* **What is needed**
From the listing, collect all lines containing the word "thực".

* **Records for the task**
--- BEGIN ---

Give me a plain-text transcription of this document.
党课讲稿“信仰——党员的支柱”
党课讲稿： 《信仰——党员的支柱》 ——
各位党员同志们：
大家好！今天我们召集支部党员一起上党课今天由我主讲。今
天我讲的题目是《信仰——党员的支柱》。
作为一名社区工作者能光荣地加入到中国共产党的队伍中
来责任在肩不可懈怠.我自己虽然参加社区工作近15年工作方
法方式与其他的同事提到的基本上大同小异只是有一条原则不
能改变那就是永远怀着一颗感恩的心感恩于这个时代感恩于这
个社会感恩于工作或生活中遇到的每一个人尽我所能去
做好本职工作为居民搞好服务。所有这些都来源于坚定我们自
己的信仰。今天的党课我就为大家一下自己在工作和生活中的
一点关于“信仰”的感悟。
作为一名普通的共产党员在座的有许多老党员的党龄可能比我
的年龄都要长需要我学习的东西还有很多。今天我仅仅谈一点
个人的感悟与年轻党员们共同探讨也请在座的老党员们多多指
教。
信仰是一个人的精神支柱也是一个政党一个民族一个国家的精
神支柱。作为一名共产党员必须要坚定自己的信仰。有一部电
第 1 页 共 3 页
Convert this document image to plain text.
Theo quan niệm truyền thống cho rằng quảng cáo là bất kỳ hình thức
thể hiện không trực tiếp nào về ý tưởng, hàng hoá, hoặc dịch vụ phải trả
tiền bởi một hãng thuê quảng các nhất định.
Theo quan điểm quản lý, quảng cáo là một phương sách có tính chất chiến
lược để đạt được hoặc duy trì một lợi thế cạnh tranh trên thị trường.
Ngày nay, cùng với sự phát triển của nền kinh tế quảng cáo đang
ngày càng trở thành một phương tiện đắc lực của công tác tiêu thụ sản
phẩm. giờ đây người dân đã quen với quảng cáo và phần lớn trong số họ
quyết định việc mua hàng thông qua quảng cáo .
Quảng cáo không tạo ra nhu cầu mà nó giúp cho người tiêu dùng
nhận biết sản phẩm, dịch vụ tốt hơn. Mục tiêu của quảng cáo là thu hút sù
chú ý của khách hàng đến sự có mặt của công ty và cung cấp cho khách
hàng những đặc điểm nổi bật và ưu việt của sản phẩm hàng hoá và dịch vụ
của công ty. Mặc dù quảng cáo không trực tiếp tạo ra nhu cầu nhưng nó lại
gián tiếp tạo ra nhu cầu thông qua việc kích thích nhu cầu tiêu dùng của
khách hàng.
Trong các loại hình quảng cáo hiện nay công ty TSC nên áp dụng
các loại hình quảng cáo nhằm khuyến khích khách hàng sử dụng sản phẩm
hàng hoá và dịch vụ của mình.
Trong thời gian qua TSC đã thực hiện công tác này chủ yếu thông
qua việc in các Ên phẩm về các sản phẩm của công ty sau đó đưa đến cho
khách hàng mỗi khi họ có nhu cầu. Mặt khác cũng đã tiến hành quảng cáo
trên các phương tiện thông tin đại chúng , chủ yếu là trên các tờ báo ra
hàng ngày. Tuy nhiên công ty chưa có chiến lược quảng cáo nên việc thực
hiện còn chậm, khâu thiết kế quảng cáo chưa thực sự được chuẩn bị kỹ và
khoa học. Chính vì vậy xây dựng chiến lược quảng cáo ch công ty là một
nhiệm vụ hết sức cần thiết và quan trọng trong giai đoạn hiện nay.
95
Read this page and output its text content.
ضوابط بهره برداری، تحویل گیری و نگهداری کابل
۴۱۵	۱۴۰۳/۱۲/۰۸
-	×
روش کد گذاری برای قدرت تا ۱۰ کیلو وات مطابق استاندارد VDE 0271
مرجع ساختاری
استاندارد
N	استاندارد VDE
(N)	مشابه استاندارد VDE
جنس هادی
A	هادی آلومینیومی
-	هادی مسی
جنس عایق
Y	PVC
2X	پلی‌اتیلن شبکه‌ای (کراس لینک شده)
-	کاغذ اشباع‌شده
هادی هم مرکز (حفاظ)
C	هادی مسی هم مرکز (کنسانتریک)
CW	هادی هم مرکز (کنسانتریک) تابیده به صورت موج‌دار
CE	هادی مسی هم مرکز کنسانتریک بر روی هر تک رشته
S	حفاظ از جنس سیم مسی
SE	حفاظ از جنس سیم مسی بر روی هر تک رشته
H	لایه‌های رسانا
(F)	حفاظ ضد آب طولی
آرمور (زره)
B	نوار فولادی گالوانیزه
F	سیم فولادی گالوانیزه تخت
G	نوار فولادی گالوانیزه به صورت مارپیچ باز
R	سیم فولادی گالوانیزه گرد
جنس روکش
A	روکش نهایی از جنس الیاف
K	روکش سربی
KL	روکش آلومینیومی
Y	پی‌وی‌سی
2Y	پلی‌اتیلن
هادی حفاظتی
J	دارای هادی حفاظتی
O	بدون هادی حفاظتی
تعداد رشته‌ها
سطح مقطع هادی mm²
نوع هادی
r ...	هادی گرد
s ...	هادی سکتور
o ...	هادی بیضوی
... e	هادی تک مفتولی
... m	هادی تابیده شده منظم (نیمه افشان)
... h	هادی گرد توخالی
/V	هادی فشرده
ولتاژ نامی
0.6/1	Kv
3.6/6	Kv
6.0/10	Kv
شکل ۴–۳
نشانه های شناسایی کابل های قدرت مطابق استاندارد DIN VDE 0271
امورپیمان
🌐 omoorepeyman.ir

--- END ---

* **Task response**
Trong thời gian qua TSC đã thực hiện công tác này chủ yếu thông
hàng ngày. Tuy nhiên công ty chưa có chiến lược quảng cáo nên việc thực
hiện còn chậm, khâu thiết kế quảng cáo chưa thực sự được chuẩn bị kỹ và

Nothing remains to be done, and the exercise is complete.